• _Instructions to follow_
Your answer should be a single number: the count of lines containing the string "国家质量监督检验检疫总局".

-- begin --

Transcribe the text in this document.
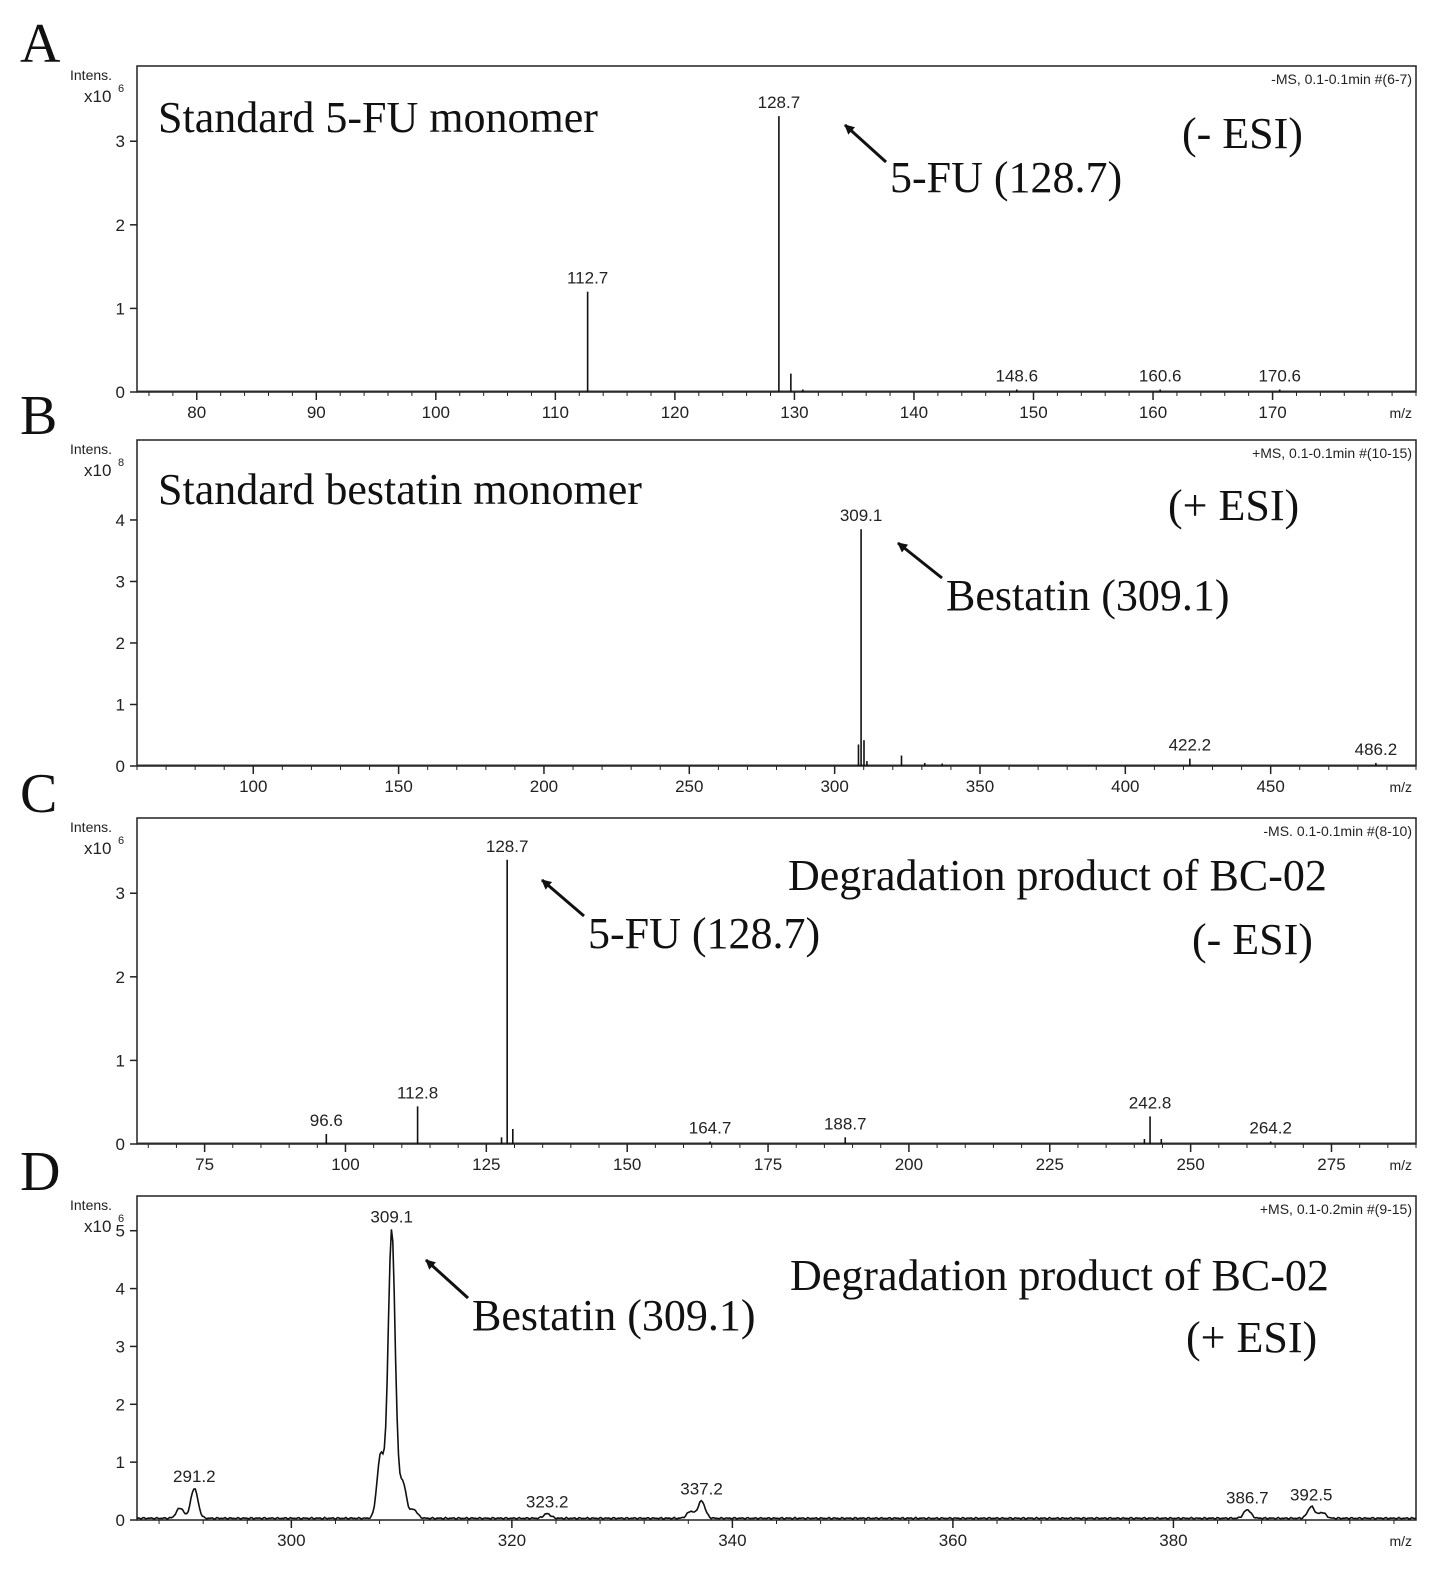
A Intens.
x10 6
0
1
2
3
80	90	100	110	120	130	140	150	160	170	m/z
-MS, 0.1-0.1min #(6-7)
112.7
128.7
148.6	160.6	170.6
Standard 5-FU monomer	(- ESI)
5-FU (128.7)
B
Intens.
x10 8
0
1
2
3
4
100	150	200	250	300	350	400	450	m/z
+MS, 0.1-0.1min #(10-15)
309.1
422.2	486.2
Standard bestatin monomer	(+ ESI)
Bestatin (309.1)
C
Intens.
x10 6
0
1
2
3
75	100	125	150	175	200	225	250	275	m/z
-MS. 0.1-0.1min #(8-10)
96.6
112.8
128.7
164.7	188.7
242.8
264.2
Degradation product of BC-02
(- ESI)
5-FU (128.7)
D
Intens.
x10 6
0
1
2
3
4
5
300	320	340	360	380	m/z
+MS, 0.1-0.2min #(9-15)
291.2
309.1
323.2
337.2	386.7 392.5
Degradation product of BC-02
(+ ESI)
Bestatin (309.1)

-- end --
-- begin --

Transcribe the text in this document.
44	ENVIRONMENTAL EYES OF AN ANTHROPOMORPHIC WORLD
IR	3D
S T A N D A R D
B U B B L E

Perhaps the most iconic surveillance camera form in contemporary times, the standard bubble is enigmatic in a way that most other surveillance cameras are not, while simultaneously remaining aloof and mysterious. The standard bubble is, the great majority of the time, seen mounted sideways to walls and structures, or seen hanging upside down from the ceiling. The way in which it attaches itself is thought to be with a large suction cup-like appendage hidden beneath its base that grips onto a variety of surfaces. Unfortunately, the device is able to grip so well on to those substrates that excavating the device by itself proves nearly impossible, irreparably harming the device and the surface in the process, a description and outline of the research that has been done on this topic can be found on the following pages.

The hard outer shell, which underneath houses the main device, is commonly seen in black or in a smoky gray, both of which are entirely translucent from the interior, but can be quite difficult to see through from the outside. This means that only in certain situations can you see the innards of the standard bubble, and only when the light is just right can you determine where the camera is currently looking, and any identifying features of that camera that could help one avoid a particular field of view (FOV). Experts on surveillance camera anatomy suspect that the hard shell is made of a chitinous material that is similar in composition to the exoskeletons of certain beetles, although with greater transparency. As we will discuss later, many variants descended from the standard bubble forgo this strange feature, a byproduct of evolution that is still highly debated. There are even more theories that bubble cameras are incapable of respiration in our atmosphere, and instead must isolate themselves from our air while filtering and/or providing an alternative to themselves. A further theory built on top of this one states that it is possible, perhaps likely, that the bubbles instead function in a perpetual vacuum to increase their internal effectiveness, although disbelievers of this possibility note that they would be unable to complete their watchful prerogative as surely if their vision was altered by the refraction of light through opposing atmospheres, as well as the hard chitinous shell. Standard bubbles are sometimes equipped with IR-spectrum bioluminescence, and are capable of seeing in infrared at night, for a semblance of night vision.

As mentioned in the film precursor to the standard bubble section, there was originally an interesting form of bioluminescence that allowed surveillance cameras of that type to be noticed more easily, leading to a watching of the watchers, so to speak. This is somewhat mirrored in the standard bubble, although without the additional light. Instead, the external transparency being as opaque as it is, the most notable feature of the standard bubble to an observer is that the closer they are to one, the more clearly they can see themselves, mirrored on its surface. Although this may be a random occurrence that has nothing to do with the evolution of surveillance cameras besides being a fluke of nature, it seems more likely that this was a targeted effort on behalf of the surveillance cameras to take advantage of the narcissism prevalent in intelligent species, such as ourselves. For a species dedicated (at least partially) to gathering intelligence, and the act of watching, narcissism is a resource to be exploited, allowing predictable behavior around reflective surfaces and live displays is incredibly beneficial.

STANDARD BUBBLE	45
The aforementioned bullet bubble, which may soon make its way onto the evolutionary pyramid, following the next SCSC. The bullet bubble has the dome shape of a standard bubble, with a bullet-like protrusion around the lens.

-- end --
-- begin --

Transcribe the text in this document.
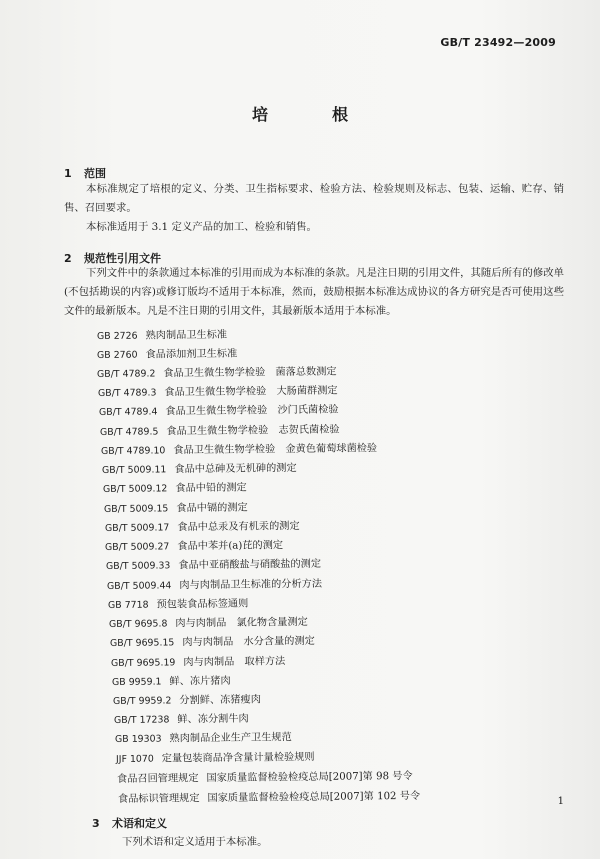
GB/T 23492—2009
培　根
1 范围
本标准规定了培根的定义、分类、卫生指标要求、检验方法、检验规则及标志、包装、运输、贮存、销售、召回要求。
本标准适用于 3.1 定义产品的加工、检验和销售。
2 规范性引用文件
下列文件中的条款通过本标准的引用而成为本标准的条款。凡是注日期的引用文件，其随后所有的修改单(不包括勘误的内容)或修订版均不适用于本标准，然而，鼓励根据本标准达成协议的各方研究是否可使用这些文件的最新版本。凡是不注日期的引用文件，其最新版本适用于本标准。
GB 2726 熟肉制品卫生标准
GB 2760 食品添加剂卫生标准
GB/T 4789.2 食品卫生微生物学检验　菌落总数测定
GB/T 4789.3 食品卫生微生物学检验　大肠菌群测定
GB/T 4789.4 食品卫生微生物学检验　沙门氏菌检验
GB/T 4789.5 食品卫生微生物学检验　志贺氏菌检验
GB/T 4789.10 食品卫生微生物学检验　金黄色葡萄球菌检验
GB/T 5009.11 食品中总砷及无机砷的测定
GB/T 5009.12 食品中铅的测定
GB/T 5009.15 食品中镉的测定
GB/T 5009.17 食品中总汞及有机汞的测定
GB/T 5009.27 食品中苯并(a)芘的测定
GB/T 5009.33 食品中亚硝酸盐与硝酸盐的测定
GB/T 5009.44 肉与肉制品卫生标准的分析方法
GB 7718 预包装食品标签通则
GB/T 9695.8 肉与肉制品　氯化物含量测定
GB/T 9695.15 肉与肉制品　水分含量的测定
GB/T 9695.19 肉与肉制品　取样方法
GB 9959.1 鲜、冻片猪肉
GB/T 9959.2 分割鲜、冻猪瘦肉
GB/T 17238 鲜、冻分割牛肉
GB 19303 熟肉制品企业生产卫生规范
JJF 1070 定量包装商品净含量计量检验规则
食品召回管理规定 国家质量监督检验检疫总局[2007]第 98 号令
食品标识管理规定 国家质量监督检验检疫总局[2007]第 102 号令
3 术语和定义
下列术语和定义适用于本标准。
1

-- end --

• _Response to the task_
2